Look through the material below. Copy every line with the string "content" in it.

▼▼▼

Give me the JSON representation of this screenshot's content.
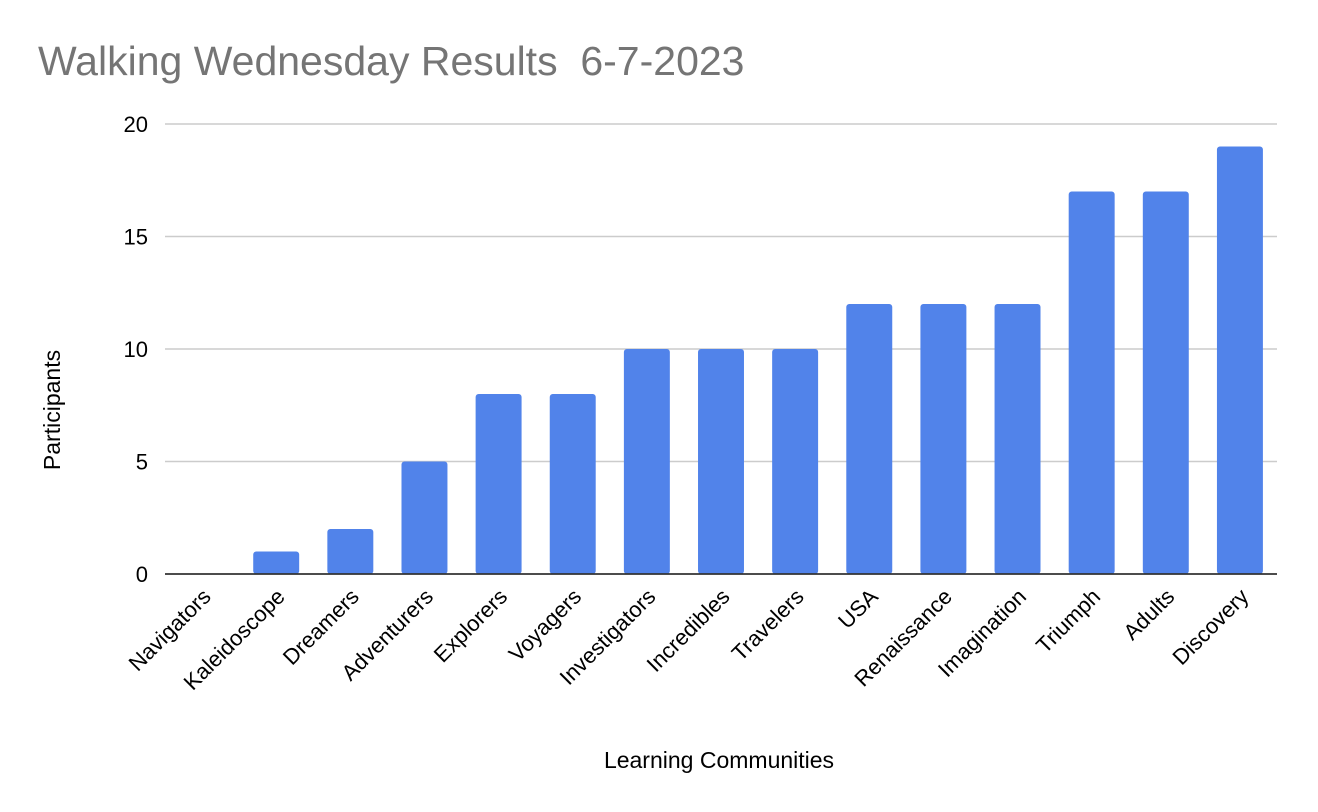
{
  "chart_data": {
    "type": "bar",
    "title": "Walking Wednesday Results  6-7-2023",
    "xlabel": "Learning Communities",
    "ylabel": "Participants",
    "categories": [
      "Navigators",
      "Kaleidoscope",
      "Dreamers",
      "Adventurers",
      "Explorers",
      "Voyagers",
      "Investigators",
      "Incredibles",
      "Travelers",
      "USA",
      "Renaissance",
      "Imagination",
      "Triumph",
      "Adults",
      "Discovery"
    ],
    "values": [
      0,
      1,
      2,
      5,
      8,
      8,
      10,
      10,
      10,
      12,
      12,
      12,
      17,
      17,
      19
    ],
    "ylim": [
      0,
      20
    ],
    "yticks": [
      "0",
      "5",
      "10",
      "15",
      "20"
    ],
    "grid": true,
    "legend": "none",
    "colors": {
      "bar": "#5183ea",
      "title": "#757575",
      "grid": "#cccccc",
      "baseline": "#333333",
      "text": "#000000"
    }
  }
}
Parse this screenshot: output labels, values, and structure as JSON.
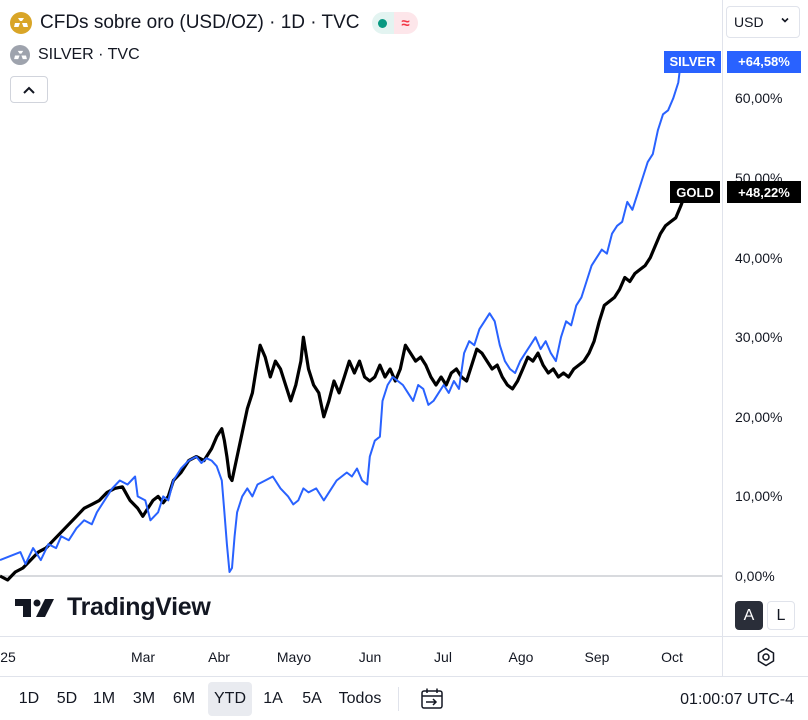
{
  "header": {
    "main_symbol_title": "CFDs sobre oro (USD/OZ) · 1D · TVC",
    "compare_symbol_title": "SILVER · TVC",
    "currency": "USD"
  },
  "watermark": {
    "text": "TradingView"
  },
  "price_scale": {
    "mode_auto": "A",
    "mode_log": "L"
  },
  "bottom_bar": {
    "ranges": [
      "1D",
      "5D",
      "1M",
      "3M",
      "6M",
      "YTD",
      "1A",
      "5A",
      "Todos"
    ],
    "active_range": "YTD",
    "clock": "01:00:07 UTC-4"
  },
  "colors": {
    "silver": "#2962ff",
    "gold": "#000000",
    "gold_icon": "#d9a527"
  },
  "icons": [
    "gold-coin-icon",
    "silver-coin-icon",
    "chevron-up-icon",
    "chevron-down-icon",
    "gear-icon",
    "calendar-arrow-icon"
  ],
  "chart_data": {
    "type": "line",
    "x_tick_labels": [
      "25",
      "Mar",
      "Abr",
      "Mayo",
      "Jun",
      "Jul",
      "Ago",
      "Sep",
      "Oct"
    ],
    "y_ticks": [
      0,
      10,
      20,
      30,
      40,
      50,
      60
    ],
    "y_tick_labels": [
      "0,00%",
      "10,00%",
      "20,00%",
      "30,00%",
      "40,00%",
      "50,00%",
      "60,00%"
    ],
    "ylim": [
      -7,
      73
    ],
    "x_days": [
      0,
      283
    ],
    "series": [
      {
        "name": "SILVER",
        "color": "#2962ff",
        "last_label": "+64,58%",
        "points": [
          [
            0,
            2
          ],
          [
            4,
            2.5
          ],
          [
            8,
            3
          ],
          [
            10,
            1.5
          ],
          [
            13,
            3.5
          ],
          [
            16,
            2
          ],
          [
            19,
            4
          ],
          [
            22,
            3.5
          ],
          [
            24,
            5
          ],
          [
            27,
            4.5
          ],
          [
            30,
            6
          ],
          [
            33,
            7
          ],
          [
            36,
            6.5
          ],
          [
            38,
            8
          ],
          [
            41,
            9.5
          ],
          [
            44,
            11
          ],
          [
            47,
            12
          ],
          [
            50,
            11.5
          ],
          [
            53,
            12.5
          ],
          [
            54,
            10
          ],
          [
            57,
            9.5
          ],
          [
            59,
            7
          ],
          [
            62,
            8
          ],
          [
            64,
            10
          ],
          [
            66,
            9.5
          ],
          [
            68,
            12
          ],
          [
            71,
            13.5
          ],
          [
            74,
            14.5
          ],
          [
            77,
            15
          ],
          [
            79,
            14.2
          ],
          [
            81,
            14.8
          ],
          [
            83,
            14.5
          ],
          [
            85,
            13.8
          ],
          [
            87,
            12
          ],
          [
            88,
            8
          ],
          [
            89,
            4
          ],
          [
            90,
            0.5
          ],
          [
            91,
            1
          ],
          [
            92,
            5
          ],
          [
            93,
            8
          ],
          [
            95,
            10
          ],
          [
            97,
            11
          ],
          [
            99,
            10
          ],
          [
            101,
            11.5
          ],
          [
            104,
            12
          ],
          [
            107,
            12.5
          ],
          [
            110,
            11
          ],
          [
            113,
            10
          ],
          [
            115,
            9
          ],
          [
            117,
            9.5
          ],
          [
            119,
            11
          ],
          [
            121,
            10.5
          ],
          [
            124,
            11
          ],
          [
            127,
            9.5
          ],
          [
            130,
            11
          ],
          [
            132,
            12
          ],
          [
            134,
            12.5
          ],
          [
            136,
            13
          ],
          [
            138,
            12.5
          ],
          [
            140,
            13.5
          ],
          [
            142,
            12
          ],
          [
            144,
            11.5
          ],
          [
            145,
            15
          ],
          [
            147,
            17
          ],
          [
            149,
            17.5
          ],
          [
            150,
            22
          ],
          [
            152,
            24
          ],
          [
            154,
            25
          ],
          [
            156,
            24.5
          ],
          [
            158,
            24
          ],
          [
            160,
            23
          ],
          [
            162,
            22
          ],
          [
            164,
            24
          ],
          [
            166,
            23.5
          ],
          [
            168,
            21.5
          ],
          [
            170,
            22
          ],
          [
            172,
            23
          ],
          [
            174,
            24
          ],
          [
            176,
            23
          ],
          [
            178,
            24.5
          ],
          [
            180,
            23.5
          ],
          [
            182,
            28
          ],
          [
            184,
            29.5
          ],
          [
            186,
            29
          ],
          [
            188,
            31
          ],
          [
            190,
            32
          ],
          [
            192,
            33
          ],
          [
            194,
            32
          ],
          [
            196,
            29
          ],
          [
            198,
            27
          ],
          [
            200,
            26
          ],
          [
            202,
            25.5
          ],
          [
            204,
            27
          ],
          [
            206,
            28
          ],
          [
            208,
            29
          ],
          [
            210,
            30
          ],
          [
            212,
            28.5
          ],
          [
            214,
            29.5
          ],
          [
            216,
            28
          ],
          [
            218,
            27
          ],
          [
            220,
            30
          ],
          [
            222,
            32
          ],
          [
            224,
            31.5
          ],
          [
            226,
            34
          ],
          [
            228,
            35
          ],
          [
            230,
            37
          ],
          [
            232,
            39
          ],
          [
            234,
            40
          ],
          [
            236,
            41
          ],
          [
            238,
            40.5
          ],
          [
            240,
            43
          ],
          [
            242,
            44
          ],
          [
            244,
            44.5
          ],
          [
            246,
            47
          ],
          [
            248,
            46
          ],
          [
            250,
            48
          ],
          [
            252,
            50
          ],
          [
            254,
            52
          ],
          [
            256,
            53
          ],
          [
            258,
            56
          ],
          [
            260,
            58
          ],
          [
            262,
            58.5
          ],
          [
            264,
            60
          ],
          [
            266,
            62
          ],
          [
            267,
            64.58
          ]
        ]
      },
      {
        "name": "GOLD",
        "color": "#000000",
        "last_label": "+48,22%",
        "points": [
          [
            0,
            0
          ],
          [
            3,
            -0.5
          ],
          [
            6,
            0.5
          ],
          [
            9,
            1
          ],
          [
            12,
            2
          ],
          [
            15,
            3
          ],
          [
            18,
            3.5
          ],
          [
            21,
            4.5
          ],
          [
            24,
            5.5
          ],
          [
            27,
            6.5
          ],
          [
            30,
            7.5
          ],
          [
            33,
            8.5
          ],
          [
            36,
            9
          ],
          [
            39,
            9.5
          ],
          [
            42,
            10.5
          ],
          [
            45,
            11
          ],
          [
            48,
            11.2
          ],
          [
            51,
            9.5
          ],
          [
            54,
            8.5
          ],
          [
            56,
            7.5
          ],
          [
            58,
            8.5
          ],
          [
            60,
            9.5
          ],
          [
            62,
            10
          ],
          [
            64,
            9.2
          ],
          [
            66,
            10
          ],
          [
            68,
            12
          ],
          [
            71,
            13
          ],
          [
            74,
            14.5
          ],
          [
            77,
            15
          ],
          [
            80,
            14.5
          ],
          [
            83,
            16
          ],
          [
            85,
            17.5
          ],
          [
            87,
            18.5
          ],
          [
            88,
            17
          ],
          [
            89,
            15
          ],
          [
            90,
            12.5
          ],
          [
            91,
            12
          ],
          [
            93,
            15
          ],
          [
            95,
            18
          ],
          [
            97,
            21
          ],
          [
            99,
            23
          ],
          [
            101,
            27
          ],
          [
            102,
            29
          ],
          [
            104,
            27.5
          ],
          [
            106,
            25
          ],
          [
            108,
            27
          ],
          [
            110,
            26
          ],
          [
            112,
            24
          ],
          [
            114,
            22
          ],
          [
            116,
            24
          ],
          [
            118,
            27
          ],
          [
            119,
            30
          ],
          [
            121,
            26
          ],
          [
            123,
            24
          ],
          [
            125,
            23
          ],
          [
            127,
            20
          ],
          [
            129,
            22
          ],
          [
            131,
            24.5
          ],
          [
            133,
            23
          ],
          [
            135,
            25
          ],
          [
            137,
            27
          ],
          [
            139,
            25.5
          ],
          [
            141,
            27
          ],
          [
            143,
            25
          ],
          [
            145,
            24.5
          ],
          [
            147,
            25
          ],
          [
            149,
            26.5
          ],
          [
            151,
            25
          ],
          [
            153,
            26
          ],
          [
            155,
            24.5
          ],
          [
            157,
            26
          ],
          [
            159,
            29
          ],
          [
            161,
            28
          ],
          [
            163,
            27
          ],
          [
            165,
            27.5
          ],
          [
            167,
            26.5
          ],
          [
            169,
            25
          ],
          [
            171,
            24
          ],
          [
            173,
            25
          ],
          [
            175,
            24
          ],
          [
            177,
            25.5
          ],
          [
            179,
            26
          ],
          [
            181,
            25
          ],
          [
            183,
            24.5
          ],
          [
            185,
            26.5
          ],
          [
            187,
            28.5
          ],
          [
            189,
            28
          ],
          [
            191,
            27
          ],
          [
            193,
            26
          ],
          [
            195,
            26.5
          ],
          [
            197,
            25
          ],
          [
            199,
            24
          ],
          [
            201,
            23.5
          ],
          [
            203,
            24.5
          ],
          [
            205,
            26
          ],
          [
            207,
            27.5
          ],
          [
            209,
            27
          ],
          [
            211,
            28
          ],
          [
            213,
            26.5
          ],
          [
            215,
            25.5
          ],
          [
            217,
            26
          ],
          [
            219,
            25
          ],
          [
            221,
            25.5
          ],
          [
            223,
            25
          ],
          [
            225,
            26
          ],
          [
            227,
            26.5
          ],
          [
            229,
            27
          ],
          [
            231,
            28
          ],
          [
            233,
            29.5
          ],
          [
            235,
            32
          ],
          [
            237,
            34
          ],
          [
            239,
            34.5
          ],
          [
            241,
            35
          ],
          [
            243,
            36
          ],
          [
            245,
            37.5
          ],
          [
            247,
            37
          ],
          [
            249,
            38
          ],
          [
            251,
            38.5
          ],
          [
            253,
            39
          ],
          [
            255,
            40
          ],
          [
            257,
            41.5
          ],
          [
            259,
            43
          ],
          [
            261,
            44
          ],
          [
            263,
            44.5
          ],
          [
            265,
            45
          ],
          [
            267,
            46.5
          ],
          [
            269,
            48.22
          ]
        ]
      }
    ]
  }
}
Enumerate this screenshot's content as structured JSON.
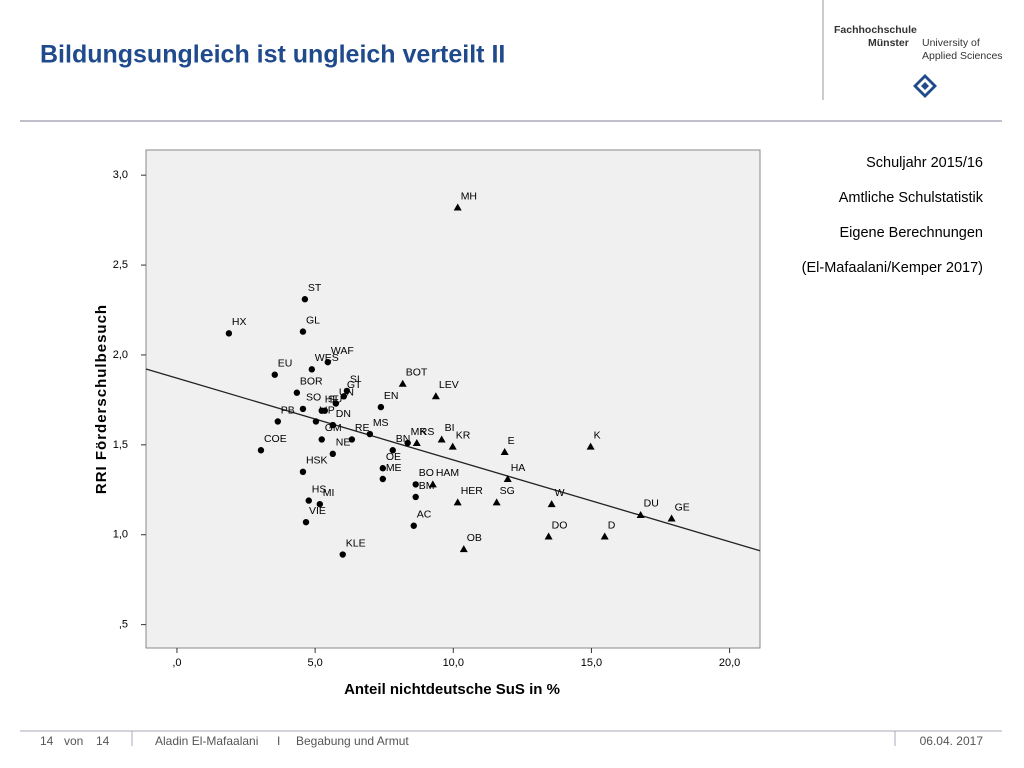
{
  "slide": {
    "title": "Bildungsungleich ist ungleich verteilt II",
    "logo": [
      "Fachhochschule",
      "Münster",
      "University of",
      "Applied Sciences"
    ],
    "notes": [
      "Schuljahr 2015/16",
      "Amtliche Schulstatistik",
      "Eigene Berechnungen",
      "(El-Mafaalani/Kemper 2017)"
    ],
    "footer": {
      "page": "14",
      "of": "von",
      "total": "14",
      "author": "Aladin El-Mafaalani",
      "separator": "I",
      "topic": "Begabung und Armut",
      "date": "06.04. 2017"
    }
  },
  "chart_data": {
    "type": "scatter",
    "x_label": "Anteil nichtdeutsche SuS in %",
    "y_label": "RRI Förderschulbesuch",
    "xlim": [
      -1.12,
      21.1
    ],
    "ylim": [
      0.37,
      3.14
    ],
    "xticks": [
      {
        "value": 0,
        "label": ",0"
      },
      {
        "value": 5,
        "label": "5,0"
      },
      {
        "value": 10,
        "label": "10,0"
      },
      {
        "value": 15,
        "label": "15,0"
      },
      {
        "value": 20,
        "label": "20,0"
      }
    ],
    "yticks": [
      {
        "value": 0.5,
        "label": ",5"
      },
      {
        "value": 1,
        "label": "1,0"
      },
      {
        "value": 1.5,
        "label": "1,5"
      },
      {
        "value": 2,
        "label": "2,0"
      },
      {
        "value": 2.5,
        "label": "2,5"
      },
      {
        "value": 3,
        "label": "3,0"
      }
    ],
    "series": [
      {
        "marker": "circle",
        "color": "#000000",
        "labels": [
          "ST",
          "GL",
          "HX",
          "WAF",
          "EU",
          "WES",
          "SI",
          "GT",
          "BOR",
          "SO",
          "UN",
          "HF",
          "PB",
          "LIP",
          "SU",
          "DN",
          "EN",
          "MS",
          "RE",
          "GM",
          "COE",
          "NE",
          "MK",
          "HSK",
          "OE",
          "BN",
          "ME",
          "BO",
          "HS",
          "MI",
          "BM",
          "AC",
          "VIE",
          "KLE"
        ],
        "x": [
          4.63,
          4.56,
          1.88,
          5.46,
          3.54,
          4.88,
          6.15,
          6.04,
          4.34,
          4.56,
          5.75,
          5.24,
          3.65,
          5.03,
          5.35,
          5.64,
          7.38,
          6.98,
          6.33,
          5.24,
          3.04,
          5.64,
          8.35,
          4.56,
          7.45,
          7.81,
          7.45,
          8.64,
          4.77,
          5.17,
          8.64,
          8.57,
          4.67,
          6.0
        ],
        "values": [
          2.31,
          2.13,
          2.12,
          1.96,
          1.89,
          1.92,
          1.8,
          1.77,
          1.79,
          1.7,
          1.73,
          1.69,
          1.63,
          1.63,
          1.69,
          1.61,
          1.71,
          1.56,
          1.53,
          1.53,
          1.47,
          1.45,
          1.51,
          1.35,
          1.37,
          1.47,
          1.31,
          1.28,
          1.19,
          1.17,
          1.21,
          1.05,
          1.07,
          0.89
        ]
      },
      {
        "marker": "triangle",
        "color": "#000000",
        "labels": [
          "MH",
          "BOT",
          "LEV",
          "BI",
          "KR",
          "RS",
          "E",
          "K",
          "HAM",
          "HA",
          "HER",
          "SG",
          "W",
          "DU",
          "GE",
          "DO",
          "D",
          "OB"
        ],
        "x": [
          10.16,
          8.17,
          9.37,
          9.58,
          9.98,
          8.68,
          11.86,
          14.97,
          9.26,
          11.97,
          10.16,
          11.57,
          13.56,
          16.78,
          17.9,
          13.45,
          15.48,
          10.38
        ],
        "values": [
          2.82,
          1.84,
          1.77,
          1.53,
          1.49,
          1.51,
          1.46,
          1.49,
          1.28,
          1.31,
          1.18,
          1.18,
          1.17,
          1.11,
          1.09,
          0.99,
          0.99,
          0.92
        ]
      }
    ],
    "fit_line": {
      "x": [
        -1.12,
        21.1
      ],
      "y": [
        1.922,
        0.911
      ]
    }
  }
}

▲▲▲

-- Expected answer --
Give me the JSON representation of this screenshot's content.
Enumerate this screenshot's content as structured JSON.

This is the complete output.